**** Provided data ****

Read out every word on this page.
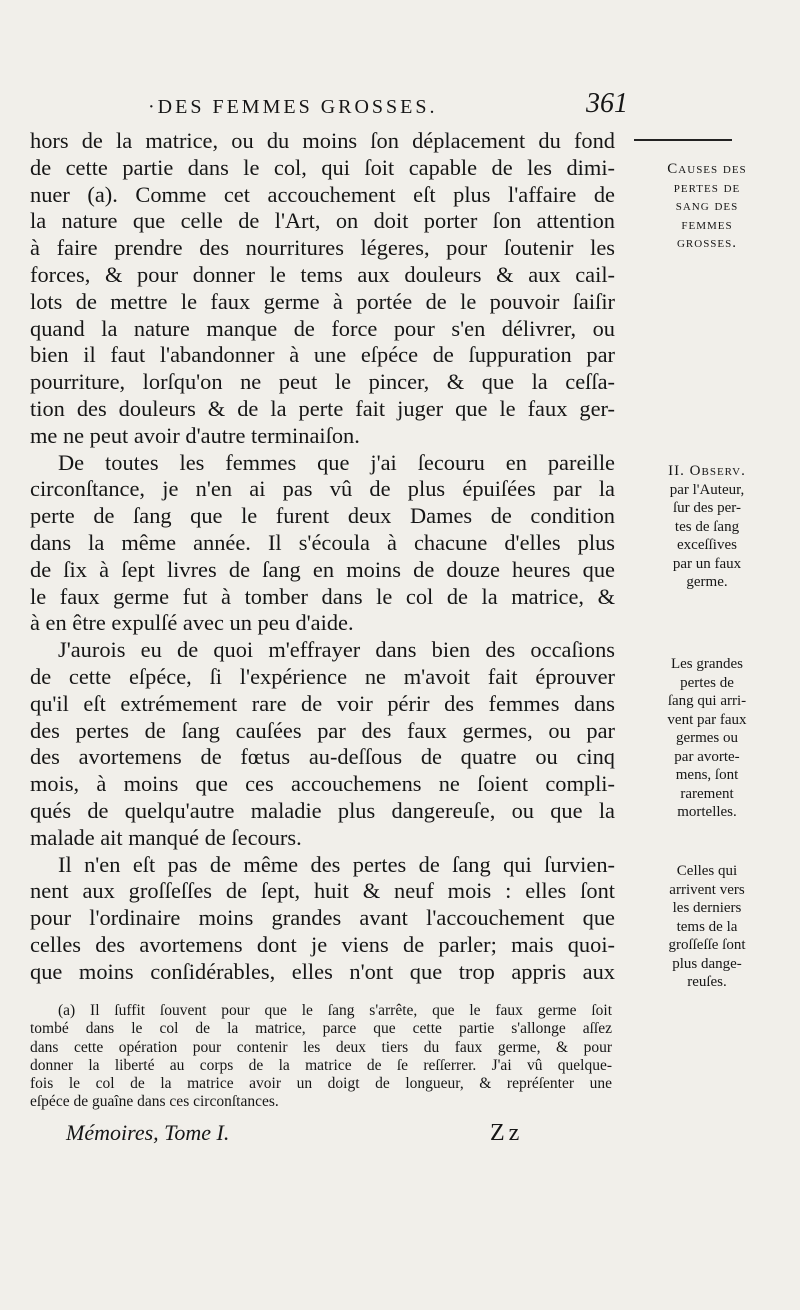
·DES FEMMES GROSSES.	361

hors de la matrice, ou du moins ſon déplacement du fond
de cette partie dans le col, qui ſoit capable de les dimi-
nuer (a). Comme cet accouchement eſt plus l'affaire de
la nature que celle de l'Art, on doit porter ſon attention
à faire prendre des nourritures légeres, pour ſoutenir les
forces, & pour donner le tems aux douleurs & aux cail-
lots de mettre le faux germe à portée de le pouvoir ſaiſir
quand la nature manque de force pour s'en délivrer, ou
bien il faut l'abandonner à une eſpéce de ſuppuration par
pourriture, lorſqu'on ne peut le pincer, & que la ceſſa-
tion des douleurs & de la perte fait juger que le faux ger-
me ne peut avoir d'autre terminaiſon.

De toutes les femmes que j'ai ſecouru en pareille
circonſtance, je n'en ai pas vû de plus épuiſées par la
perte de ſang que le furent deux Dames de condition
dans la même année. Il s'écoula à chacune d'elles plus
de ſix à ſept livres de ſang en moins de douze heures que
le faux germe fut à tomber dans le col de la matrice, &
à en être expulſé avec un peu d'aide.

J'aurois eu de quoi m'effrayer dans bien des occaſions
de cette eſpéce, ſi l'expérience ne m'avoit fait éprouver
qu'il eſt extrémement rare de voir périr des femmes dans
des pertes de ſang cauſées par des faux germes, ou par
des avortemens de fœtus au-deſſous de quatre ou cinq
mois, à moins que ces accouchemens ne ſoient compli-
qués de quelqu'autre maladie plus dangereuſe, ou que la
malade ait manqué de ſecours.

Il n'en eſt pas de même des pertes de ſang qui ſurvien-
nent aux groſſeſſes de ſept, huit & neuf mois : elles ſont
pour l'ordinaire moins grandes avant l'accouchement que
celles des avortemens dont je viens de parler; mais quoi-
que moins conſidérables, elles n'ont que trop appris aux

Causes des
pertes de
sang des
femmes
grosses.
II. Observ.
par l'Auteur,
ſur des per-
tes de ſang
exceſſives
par un faux
germe.
Les grandes
pertes de
ſang qui arri-
vent par faux
germes ou
par avorte-
mens, ſont
rarement
mortelles.
Celles qui
arrivent vers
les derniers
tems de la
groſſeſſe ſont
plus dange-
reuſes.
(a) Il ſuffit ſouvent pour que le ſang s'arrête, que le faux germe ſoit
tombé dans le col de la matrice, parce que cette partie s'allonge aſſez
dans cette opération pour contenir les deux tiers du faux germe, & pour
donner la liberté au corps de la matrice de ſe reſſerrer. J'ai vû quelque-
fois le col de la matrice avoir un doigt de longueur, & repréſenter une
eſpéce de guaîne dans ces circonſtances.
Mémoires, Tome I.	Zz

****

Set the pictures aside and transcribe the data above exactly.

Read out every word on this page.
·DES FEMMES GROSSES.	361

hors de la matrice, ou du moins ſon déplacement du fond
de cette partie dans le col, qui ſoit capable de les dimi-
nuer (a). Comme cet accouchement eſt plus l'affaire de
la nature que celle de l'Art, on doit porter ſon attention
à faire prendre des nourritures légeres, pour ſoutenir les
forces, & pour donner le tems aux douleurs & aux cail-
lots de mettre le faux germe à portée de le pouvoir ſaiſir
quand la nature manque de force pour s'en délivrer, ou
bien il faut l'abandonner à une eſpéce de ſuppuration par
pourriture, lorſqu'on ne peut le pincer, & que la ceſſa-
tion des douleurs & de la perte fait juger que le faux ger-
me ne peut avoir d'autre terminaiſon.

De toutes les femmes que j'ai ſecouru en pareille
circonſtance, je n'en ai pas vû de plus épuiſées par la
perte de ſang que le furent deux Dames de condition
dans la même année. Il s'écoula à chacune d'elles plus
de ſix à ſept livres de ſang en moins de douze heures que
le faux germe fut à tomber dans le col de la matrice, &
à en être expulſé avec un peu d'aide.

J'aurois eu de quoi m'effrayer dans bien des occaſions
de cette eſpéce, ſi l'expérience ne m'avoit fait éprouver
qu'il eſt extrémement rare de voir périr des femmes dans
des pertes de ſang cauſées par des faux germes, ou par
des avortemens de fœtus au-deſſous de quatre ou cinq
mois, à moins que ces accouchemens ne ſoient compli-
qués de quelqu'autre maladie plus dangereuſe, ou que la
malade ait manqué de ſecours.

Il n'en eſt pas de même des pertes de ſang qui ſurvien-
nent aux groſſeſſes de ſept, huit & neuf mois : elles ſont
pour l'ordinaire moins grandes avant l'accouchement que
celles des avortemens dont je viens de parler; mais quoi-
que moins conſidérables, elles n'ont que trop appris aux

Causes des
pertes de
sang des
femmes
grosses.
II. Observ.
par l'Auteur,
ſur des per-
tes de ſang
exceſſives
par un faux
germe.
Les grandes
pertes de
ſang qui arri-
vent par faux
germes ou
par avorte-
mens, ſont
rarement
mortelles.
Celles qui
arrivent vers
les derniers
tems de la
groſſeſſe ſont
plus dange-
reuſes.
(a) Il ſuffit ſouvent pour que le ſang s'arrête, que le faux germe ſoit
tombé dans le col de la matrice, parce que cette partie s'allonge aſſez
dans cette opération pour contenir les deux tiers du faux germe, & pour
donner la liberté au corps de la matrice de ſe reſſerrer. J'ai vû quelque-
fois le col de la matrice avoir un doigt de longueur, & repréſenter une
eſpéce de guaîne dans ces circonſtances.
Mémoires, Tome I.	Zz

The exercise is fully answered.